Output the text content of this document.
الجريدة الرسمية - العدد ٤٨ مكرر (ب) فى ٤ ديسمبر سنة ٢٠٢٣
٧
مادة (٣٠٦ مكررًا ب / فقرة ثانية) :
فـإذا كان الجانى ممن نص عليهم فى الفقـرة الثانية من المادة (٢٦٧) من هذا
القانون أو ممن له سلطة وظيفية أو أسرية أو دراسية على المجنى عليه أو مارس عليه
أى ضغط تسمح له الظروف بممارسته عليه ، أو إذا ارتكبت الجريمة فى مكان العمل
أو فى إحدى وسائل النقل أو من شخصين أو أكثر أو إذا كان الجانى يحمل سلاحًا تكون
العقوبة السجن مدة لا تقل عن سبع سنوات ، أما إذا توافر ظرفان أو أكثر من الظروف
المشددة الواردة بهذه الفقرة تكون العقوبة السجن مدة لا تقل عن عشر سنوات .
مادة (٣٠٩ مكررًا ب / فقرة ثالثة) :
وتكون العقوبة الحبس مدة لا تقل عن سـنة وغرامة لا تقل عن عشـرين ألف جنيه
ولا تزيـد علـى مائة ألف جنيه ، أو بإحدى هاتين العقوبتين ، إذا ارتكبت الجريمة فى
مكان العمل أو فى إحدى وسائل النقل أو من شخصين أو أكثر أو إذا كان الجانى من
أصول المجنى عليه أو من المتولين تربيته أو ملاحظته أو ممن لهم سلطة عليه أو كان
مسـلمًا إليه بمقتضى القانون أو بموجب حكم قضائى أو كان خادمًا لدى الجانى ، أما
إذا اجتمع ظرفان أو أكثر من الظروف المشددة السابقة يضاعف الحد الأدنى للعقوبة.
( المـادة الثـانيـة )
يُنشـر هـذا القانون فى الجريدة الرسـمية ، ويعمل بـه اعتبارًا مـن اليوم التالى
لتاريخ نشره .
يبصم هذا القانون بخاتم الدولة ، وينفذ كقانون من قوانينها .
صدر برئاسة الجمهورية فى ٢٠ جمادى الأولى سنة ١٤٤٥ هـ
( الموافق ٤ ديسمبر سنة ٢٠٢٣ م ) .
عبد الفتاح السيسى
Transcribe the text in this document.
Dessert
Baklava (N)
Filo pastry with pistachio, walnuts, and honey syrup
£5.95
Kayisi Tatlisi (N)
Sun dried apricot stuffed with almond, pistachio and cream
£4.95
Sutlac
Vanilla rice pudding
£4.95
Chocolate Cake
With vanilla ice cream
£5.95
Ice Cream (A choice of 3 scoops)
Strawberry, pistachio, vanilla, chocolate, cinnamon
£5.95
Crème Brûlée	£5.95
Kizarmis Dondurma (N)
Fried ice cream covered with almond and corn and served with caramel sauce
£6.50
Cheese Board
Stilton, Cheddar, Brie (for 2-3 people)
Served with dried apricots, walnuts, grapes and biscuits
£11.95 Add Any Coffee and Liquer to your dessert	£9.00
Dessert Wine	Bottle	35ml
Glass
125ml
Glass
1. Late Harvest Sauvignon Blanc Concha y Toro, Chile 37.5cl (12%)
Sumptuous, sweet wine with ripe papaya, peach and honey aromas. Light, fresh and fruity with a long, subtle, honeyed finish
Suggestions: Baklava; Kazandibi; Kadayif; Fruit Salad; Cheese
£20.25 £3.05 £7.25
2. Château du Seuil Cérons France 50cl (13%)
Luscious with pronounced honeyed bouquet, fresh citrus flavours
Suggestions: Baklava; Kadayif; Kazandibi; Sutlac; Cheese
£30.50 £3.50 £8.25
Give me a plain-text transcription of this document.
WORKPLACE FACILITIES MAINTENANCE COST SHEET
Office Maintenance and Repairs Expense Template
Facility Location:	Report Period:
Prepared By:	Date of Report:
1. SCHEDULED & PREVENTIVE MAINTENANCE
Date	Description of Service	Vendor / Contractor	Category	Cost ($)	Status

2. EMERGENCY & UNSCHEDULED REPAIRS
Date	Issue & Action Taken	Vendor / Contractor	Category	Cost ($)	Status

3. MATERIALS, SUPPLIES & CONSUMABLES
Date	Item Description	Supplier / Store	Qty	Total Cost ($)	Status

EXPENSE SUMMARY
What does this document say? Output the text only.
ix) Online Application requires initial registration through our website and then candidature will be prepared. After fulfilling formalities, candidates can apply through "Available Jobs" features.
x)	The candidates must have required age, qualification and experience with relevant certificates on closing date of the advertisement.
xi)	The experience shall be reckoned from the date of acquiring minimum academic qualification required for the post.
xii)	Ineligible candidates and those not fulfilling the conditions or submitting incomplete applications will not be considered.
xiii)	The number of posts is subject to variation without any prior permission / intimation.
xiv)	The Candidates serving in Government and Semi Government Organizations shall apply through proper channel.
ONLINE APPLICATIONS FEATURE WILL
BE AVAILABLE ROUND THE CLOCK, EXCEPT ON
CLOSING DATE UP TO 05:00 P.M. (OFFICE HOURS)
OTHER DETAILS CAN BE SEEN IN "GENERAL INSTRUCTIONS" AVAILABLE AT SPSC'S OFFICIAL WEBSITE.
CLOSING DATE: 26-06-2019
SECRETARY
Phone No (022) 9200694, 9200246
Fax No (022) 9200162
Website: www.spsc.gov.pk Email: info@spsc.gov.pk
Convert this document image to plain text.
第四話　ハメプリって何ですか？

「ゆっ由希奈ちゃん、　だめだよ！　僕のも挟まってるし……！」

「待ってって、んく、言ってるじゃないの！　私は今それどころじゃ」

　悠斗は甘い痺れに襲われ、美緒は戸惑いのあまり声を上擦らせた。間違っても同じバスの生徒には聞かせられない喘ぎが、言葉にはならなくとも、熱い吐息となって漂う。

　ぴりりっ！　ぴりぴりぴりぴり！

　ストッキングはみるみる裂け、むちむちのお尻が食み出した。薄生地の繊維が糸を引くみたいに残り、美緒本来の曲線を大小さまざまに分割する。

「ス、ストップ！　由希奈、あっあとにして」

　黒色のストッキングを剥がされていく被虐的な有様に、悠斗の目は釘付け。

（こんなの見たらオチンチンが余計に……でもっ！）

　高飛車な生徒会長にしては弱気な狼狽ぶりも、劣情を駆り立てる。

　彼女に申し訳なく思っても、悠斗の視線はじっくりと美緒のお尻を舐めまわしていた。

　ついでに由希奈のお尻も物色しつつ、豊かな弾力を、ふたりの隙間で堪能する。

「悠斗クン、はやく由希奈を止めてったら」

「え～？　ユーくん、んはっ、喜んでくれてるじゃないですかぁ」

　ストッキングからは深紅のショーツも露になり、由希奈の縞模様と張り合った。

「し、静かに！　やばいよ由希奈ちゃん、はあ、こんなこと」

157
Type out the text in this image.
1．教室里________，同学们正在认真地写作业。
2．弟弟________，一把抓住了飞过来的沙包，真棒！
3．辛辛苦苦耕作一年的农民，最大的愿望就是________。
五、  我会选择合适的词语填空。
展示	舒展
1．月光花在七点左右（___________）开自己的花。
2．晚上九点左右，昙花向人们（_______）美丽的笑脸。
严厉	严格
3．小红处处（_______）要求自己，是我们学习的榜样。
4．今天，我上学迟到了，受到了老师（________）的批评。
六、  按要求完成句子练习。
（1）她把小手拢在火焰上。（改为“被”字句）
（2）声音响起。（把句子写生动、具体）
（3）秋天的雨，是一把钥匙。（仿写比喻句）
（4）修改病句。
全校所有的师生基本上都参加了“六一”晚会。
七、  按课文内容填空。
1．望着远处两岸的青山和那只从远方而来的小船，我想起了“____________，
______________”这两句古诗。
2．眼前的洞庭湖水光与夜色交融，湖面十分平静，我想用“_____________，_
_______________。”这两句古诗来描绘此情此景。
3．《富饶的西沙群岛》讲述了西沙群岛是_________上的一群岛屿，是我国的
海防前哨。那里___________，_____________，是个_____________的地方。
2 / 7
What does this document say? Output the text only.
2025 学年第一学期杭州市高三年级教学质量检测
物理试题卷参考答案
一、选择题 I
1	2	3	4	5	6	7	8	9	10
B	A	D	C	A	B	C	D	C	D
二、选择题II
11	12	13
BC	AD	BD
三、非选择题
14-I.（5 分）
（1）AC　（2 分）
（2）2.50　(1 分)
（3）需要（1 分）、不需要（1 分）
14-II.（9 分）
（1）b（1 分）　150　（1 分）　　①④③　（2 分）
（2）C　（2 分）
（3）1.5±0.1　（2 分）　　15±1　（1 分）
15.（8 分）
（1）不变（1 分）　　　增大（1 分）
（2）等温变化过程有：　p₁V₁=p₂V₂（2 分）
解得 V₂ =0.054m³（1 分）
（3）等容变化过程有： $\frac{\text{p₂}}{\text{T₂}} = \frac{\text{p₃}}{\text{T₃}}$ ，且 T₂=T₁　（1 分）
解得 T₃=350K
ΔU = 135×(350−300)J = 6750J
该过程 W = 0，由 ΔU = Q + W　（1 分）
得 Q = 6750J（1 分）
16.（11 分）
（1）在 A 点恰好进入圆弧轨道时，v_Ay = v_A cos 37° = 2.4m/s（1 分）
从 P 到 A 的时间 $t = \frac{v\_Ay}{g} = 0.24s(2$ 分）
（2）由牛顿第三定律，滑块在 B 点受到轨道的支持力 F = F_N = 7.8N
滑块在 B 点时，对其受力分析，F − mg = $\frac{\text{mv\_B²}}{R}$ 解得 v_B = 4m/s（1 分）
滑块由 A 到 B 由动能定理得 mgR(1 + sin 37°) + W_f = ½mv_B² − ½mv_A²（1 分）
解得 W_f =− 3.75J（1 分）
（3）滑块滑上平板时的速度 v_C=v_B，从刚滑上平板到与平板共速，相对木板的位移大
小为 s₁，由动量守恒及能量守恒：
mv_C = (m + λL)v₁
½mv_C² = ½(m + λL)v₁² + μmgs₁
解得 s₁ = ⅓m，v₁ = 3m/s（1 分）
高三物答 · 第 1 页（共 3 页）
※ ※ ※
What you need to do | Copy every line that includes the string "frac" from the material above.

The result |
（3）等容变化过程有： $\frac{\text{p₂}}{\text{T₂}} = \frac{\text{p₃}}{\text{T₃}}$ ，且 T₂=T₁　（1 分）
从 P 到 A 的时间 $t = \frac{v\_Ay}{g} = 0.24s(2$ 分）
滑块在 B 点时，对其受力分析，F − mg = $\frac{\text{mv\_B²}}{R}$ 解得 v_B = 4m/s（1 分）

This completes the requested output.